The exercise:
Can you update the items from the first line through the line containing "475, 194, 502]" so that "black-stone" becomes "dark-stone", leaving everything else unchanged?
────────────────
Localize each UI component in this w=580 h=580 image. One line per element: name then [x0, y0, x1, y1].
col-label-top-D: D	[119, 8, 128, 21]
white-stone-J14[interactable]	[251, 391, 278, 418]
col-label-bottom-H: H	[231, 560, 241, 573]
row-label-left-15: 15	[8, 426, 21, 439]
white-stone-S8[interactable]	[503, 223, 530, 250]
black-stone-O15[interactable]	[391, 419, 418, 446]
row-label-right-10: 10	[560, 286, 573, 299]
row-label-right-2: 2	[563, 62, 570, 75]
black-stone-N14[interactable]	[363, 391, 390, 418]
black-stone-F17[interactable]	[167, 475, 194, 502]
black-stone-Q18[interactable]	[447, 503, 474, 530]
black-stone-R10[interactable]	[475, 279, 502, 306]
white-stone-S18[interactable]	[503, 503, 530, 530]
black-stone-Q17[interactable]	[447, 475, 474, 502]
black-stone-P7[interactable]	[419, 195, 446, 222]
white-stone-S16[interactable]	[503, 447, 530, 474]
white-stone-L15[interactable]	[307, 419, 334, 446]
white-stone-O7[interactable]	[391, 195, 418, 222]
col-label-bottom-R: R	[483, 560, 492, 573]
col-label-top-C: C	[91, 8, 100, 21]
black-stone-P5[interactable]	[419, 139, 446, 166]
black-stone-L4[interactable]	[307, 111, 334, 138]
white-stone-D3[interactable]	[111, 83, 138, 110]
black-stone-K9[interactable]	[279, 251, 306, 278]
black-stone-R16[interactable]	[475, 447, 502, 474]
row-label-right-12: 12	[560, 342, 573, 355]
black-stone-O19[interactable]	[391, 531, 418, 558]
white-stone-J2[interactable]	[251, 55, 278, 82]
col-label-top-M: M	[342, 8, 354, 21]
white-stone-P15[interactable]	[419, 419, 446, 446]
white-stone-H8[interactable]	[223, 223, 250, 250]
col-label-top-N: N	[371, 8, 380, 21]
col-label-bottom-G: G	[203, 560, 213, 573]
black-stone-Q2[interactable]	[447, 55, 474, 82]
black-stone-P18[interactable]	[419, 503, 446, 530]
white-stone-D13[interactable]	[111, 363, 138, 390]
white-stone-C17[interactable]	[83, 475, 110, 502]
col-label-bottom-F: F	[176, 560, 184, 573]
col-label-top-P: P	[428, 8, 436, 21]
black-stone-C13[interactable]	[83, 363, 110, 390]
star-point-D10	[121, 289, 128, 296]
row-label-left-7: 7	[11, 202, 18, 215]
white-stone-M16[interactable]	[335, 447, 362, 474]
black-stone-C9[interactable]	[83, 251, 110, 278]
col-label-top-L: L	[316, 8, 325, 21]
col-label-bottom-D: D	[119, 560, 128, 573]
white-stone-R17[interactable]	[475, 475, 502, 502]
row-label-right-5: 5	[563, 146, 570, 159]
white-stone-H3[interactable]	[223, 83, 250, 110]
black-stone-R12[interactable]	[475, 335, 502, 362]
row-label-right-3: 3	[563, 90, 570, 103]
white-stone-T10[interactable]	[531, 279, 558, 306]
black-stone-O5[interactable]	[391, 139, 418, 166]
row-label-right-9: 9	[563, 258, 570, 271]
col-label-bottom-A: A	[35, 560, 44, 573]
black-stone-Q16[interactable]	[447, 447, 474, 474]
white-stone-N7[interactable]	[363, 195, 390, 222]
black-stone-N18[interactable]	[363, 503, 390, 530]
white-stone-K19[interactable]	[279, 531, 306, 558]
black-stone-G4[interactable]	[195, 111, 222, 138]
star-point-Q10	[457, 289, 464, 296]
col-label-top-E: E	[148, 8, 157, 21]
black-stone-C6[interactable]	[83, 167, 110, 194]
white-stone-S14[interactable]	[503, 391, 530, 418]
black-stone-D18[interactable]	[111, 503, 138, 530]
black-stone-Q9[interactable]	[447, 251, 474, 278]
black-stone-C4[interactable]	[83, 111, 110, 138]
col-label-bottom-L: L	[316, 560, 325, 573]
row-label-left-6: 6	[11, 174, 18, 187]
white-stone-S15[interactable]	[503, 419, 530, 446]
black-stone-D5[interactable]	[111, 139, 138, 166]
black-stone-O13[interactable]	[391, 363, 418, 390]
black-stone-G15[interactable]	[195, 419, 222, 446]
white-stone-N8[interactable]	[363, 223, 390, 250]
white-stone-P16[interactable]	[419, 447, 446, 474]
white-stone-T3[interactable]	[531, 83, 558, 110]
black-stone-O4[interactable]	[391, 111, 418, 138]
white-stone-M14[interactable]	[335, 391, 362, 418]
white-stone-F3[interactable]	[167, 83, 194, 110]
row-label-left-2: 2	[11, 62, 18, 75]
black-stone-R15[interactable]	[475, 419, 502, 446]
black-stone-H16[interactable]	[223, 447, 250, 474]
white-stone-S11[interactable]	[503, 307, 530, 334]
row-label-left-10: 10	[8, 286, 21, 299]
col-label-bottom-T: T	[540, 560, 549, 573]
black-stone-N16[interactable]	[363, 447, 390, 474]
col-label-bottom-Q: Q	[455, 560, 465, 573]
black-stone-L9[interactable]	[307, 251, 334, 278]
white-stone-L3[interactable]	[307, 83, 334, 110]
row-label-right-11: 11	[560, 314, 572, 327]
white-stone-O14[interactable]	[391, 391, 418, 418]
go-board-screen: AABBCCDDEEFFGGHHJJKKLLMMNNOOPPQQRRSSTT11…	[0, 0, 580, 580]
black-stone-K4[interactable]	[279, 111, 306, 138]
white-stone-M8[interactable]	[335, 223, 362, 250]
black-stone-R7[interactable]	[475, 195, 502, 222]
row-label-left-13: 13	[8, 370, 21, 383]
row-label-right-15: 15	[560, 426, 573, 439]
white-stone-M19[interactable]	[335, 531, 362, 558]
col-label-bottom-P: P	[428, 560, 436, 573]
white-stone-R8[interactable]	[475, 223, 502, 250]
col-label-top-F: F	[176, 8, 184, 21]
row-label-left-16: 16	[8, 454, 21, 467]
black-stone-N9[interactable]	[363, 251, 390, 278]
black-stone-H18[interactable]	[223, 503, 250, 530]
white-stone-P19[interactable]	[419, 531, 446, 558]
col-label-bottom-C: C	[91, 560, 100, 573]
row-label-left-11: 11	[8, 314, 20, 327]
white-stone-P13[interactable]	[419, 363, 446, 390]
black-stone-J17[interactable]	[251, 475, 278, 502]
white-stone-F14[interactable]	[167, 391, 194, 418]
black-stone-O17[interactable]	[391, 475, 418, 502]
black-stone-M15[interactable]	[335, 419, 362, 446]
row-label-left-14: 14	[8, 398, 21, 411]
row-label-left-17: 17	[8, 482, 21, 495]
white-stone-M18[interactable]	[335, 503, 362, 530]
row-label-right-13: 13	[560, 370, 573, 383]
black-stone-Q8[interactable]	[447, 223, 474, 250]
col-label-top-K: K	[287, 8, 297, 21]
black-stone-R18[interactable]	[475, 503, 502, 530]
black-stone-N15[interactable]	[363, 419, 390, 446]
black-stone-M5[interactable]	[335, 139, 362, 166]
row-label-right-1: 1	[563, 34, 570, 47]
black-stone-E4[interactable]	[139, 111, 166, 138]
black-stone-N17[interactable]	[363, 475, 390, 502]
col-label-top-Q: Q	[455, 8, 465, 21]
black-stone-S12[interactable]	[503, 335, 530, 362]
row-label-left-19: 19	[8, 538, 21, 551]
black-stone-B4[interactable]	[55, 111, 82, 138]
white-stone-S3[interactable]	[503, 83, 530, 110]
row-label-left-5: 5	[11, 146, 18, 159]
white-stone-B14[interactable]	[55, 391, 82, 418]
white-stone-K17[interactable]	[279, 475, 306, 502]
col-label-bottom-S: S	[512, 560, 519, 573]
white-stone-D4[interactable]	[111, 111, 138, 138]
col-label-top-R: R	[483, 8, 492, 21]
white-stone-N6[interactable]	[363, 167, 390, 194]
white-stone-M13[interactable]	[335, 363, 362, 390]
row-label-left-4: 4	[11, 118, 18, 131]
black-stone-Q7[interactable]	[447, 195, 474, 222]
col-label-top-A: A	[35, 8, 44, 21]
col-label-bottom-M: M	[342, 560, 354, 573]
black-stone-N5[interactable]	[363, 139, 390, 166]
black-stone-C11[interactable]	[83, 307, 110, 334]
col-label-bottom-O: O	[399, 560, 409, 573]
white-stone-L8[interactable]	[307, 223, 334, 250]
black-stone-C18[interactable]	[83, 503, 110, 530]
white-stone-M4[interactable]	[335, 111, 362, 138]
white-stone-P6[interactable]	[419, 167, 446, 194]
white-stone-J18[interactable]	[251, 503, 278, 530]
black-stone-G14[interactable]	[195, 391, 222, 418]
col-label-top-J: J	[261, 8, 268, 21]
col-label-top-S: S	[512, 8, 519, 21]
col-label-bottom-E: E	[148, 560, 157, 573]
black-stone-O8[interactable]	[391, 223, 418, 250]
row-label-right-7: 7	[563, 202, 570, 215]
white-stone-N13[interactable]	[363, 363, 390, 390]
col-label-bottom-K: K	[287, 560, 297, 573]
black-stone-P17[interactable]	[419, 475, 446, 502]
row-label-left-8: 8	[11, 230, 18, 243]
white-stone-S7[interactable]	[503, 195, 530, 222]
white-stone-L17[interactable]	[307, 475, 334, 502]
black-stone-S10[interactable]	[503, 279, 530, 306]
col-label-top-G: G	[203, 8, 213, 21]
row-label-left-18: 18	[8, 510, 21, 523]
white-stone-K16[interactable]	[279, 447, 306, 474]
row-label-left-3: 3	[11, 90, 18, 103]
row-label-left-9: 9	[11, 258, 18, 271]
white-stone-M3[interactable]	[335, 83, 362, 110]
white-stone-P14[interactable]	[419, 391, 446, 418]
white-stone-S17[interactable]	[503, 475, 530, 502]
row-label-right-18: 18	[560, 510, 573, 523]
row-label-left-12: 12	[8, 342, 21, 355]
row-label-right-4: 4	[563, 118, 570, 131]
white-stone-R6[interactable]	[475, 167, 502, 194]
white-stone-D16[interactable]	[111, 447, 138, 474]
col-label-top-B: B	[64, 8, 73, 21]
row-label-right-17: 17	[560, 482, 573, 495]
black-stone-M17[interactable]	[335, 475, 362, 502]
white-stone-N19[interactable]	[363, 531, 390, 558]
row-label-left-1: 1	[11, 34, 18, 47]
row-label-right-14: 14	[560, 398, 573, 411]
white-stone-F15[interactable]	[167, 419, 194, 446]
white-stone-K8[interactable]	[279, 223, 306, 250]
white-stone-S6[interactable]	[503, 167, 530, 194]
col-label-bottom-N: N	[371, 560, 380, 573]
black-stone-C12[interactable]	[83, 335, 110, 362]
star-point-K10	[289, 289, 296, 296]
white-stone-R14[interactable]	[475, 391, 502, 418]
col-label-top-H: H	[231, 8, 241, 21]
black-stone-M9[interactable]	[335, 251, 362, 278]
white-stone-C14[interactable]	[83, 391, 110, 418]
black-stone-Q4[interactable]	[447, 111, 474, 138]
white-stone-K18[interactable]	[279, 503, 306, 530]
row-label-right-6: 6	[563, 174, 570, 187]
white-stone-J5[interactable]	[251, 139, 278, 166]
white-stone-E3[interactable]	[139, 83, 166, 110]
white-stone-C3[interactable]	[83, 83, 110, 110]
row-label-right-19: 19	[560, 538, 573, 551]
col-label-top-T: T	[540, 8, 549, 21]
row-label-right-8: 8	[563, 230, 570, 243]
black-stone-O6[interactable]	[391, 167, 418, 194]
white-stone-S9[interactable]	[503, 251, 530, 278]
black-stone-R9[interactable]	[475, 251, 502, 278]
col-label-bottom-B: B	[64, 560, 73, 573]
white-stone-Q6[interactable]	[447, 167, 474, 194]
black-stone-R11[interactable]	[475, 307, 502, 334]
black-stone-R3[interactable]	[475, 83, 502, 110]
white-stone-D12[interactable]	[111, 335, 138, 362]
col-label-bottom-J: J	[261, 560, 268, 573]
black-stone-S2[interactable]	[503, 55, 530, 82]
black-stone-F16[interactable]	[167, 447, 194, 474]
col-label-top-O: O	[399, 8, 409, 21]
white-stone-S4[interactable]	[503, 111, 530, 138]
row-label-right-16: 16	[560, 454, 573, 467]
────────────────
Task output:
Localize each UI component in this w=580 h=580 image. One line per element: name then [x0, y0, x1, y1].
col-label-top-D: D	[119, 8, 128, 21]
white-stone-J14[interactable]	[251, 391, 278, 418]
col-label-bottom-H: H	[231, 560, 241, 573]
row-label-left-15: 15	[8, 426, 21, 439]
white-stone-S8[interactable]	[503, 223, 530, 250]
dark-stone-O15[interactable]	[391, 419, 418, 446]
row-label-right-10: 10	[560, 286, 573, 299]
row-label-right-2: 2	[563, 62, 570, 75]
dark-stone-N14[interactable]	[363, 391, 390, 418]
dark-stone-F17[interactable]	[167, 475, 194, 502]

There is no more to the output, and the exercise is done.